**SUPPLIED ENTRIES**
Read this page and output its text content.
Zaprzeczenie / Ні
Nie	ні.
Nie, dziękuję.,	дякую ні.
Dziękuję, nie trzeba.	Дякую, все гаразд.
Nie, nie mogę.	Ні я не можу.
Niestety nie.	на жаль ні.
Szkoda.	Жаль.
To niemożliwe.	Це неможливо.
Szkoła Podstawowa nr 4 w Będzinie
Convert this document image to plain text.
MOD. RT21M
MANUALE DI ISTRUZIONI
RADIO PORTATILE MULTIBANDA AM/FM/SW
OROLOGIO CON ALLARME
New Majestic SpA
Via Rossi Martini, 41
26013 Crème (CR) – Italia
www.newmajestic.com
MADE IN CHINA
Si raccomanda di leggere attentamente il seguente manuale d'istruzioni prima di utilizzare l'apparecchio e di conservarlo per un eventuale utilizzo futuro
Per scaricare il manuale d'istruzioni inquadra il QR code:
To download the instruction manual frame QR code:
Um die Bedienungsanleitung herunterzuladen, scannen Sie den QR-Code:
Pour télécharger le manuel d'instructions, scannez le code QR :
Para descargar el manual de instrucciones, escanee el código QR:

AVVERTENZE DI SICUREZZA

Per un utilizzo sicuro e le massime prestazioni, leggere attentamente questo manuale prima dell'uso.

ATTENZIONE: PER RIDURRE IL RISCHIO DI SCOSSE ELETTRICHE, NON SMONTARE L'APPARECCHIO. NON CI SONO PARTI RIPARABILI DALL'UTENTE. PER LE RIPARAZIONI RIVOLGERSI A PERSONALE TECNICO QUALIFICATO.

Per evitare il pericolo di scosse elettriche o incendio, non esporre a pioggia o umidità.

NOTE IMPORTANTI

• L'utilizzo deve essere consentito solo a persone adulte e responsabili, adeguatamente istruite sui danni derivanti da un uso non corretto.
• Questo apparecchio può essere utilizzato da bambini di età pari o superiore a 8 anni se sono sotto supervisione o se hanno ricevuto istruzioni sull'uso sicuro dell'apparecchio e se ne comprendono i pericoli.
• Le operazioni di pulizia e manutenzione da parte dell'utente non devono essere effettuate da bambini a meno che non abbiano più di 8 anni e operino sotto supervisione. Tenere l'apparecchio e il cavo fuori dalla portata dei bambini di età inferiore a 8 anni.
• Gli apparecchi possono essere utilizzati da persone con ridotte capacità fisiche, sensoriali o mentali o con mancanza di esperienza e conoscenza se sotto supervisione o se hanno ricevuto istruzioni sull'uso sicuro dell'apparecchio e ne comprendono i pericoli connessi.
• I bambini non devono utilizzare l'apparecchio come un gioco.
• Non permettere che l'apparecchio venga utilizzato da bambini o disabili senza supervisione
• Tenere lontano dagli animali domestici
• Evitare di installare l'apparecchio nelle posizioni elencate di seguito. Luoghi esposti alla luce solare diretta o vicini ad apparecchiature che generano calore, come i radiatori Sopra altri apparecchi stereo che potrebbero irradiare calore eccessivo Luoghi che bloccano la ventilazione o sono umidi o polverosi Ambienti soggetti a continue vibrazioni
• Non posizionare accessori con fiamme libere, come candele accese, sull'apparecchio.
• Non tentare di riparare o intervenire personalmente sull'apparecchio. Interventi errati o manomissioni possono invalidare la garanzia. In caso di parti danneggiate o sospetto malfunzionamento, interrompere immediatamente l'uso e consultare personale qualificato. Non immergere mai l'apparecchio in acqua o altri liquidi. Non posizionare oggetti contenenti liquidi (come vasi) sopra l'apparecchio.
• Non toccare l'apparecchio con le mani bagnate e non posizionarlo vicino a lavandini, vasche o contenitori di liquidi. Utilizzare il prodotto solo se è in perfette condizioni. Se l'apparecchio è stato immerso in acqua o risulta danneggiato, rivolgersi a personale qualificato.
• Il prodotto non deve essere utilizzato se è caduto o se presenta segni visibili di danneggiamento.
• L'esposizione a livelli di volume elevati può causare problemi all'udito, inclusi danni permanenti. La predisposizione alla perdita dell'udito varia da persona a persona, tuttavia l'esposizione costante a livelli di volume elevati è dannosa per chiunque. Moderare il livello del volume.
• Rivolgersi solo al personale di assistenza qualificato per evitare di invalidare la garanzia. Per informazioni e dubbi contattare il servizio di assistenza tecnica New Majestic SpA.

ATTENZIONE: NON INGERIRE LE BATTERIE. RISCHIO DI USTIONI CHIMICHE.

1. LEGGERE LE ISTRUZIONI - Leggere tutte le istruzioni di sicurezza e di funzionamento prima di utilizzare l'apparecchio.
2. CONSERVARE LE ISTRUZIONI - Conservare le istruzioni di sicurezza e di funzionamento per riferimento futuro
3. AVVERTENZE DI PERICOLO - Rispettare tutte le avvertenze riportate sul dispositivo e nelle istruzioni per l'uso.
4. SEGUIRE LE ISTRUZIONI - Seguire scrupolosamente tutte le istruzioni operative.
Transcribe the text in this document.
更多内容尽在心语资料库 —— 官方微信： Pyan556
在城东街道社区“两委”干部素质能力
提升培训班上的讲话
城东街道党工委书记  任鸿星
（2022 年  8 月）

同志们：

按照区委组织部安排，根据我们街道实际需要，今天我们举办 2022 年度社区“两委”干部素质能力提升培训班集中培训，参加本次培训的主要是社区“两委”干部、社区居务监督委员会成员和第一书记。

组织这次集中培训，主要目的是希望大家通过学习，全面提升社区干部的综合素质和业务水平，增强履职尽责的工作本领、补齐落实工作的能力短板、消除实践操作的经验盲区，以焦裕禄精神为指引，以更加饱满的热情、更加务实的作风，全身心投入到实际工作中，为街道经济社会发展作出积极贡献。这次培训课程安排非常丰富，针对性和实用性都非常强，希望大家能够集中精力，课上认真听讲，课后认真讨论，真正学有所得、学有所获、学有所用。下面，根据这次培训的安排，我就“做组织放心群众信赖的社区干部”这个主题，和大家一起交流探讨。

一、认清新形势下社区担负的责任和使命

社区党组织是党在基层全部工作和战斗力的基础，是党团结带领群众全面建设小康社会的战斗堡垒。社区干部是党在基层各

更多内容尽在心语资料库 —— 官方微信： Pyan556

**AIM OF THE TASK**
Say how many lines in the records hold the string "RISCHIO", and say nothing else.

**FINAL RESULT**
2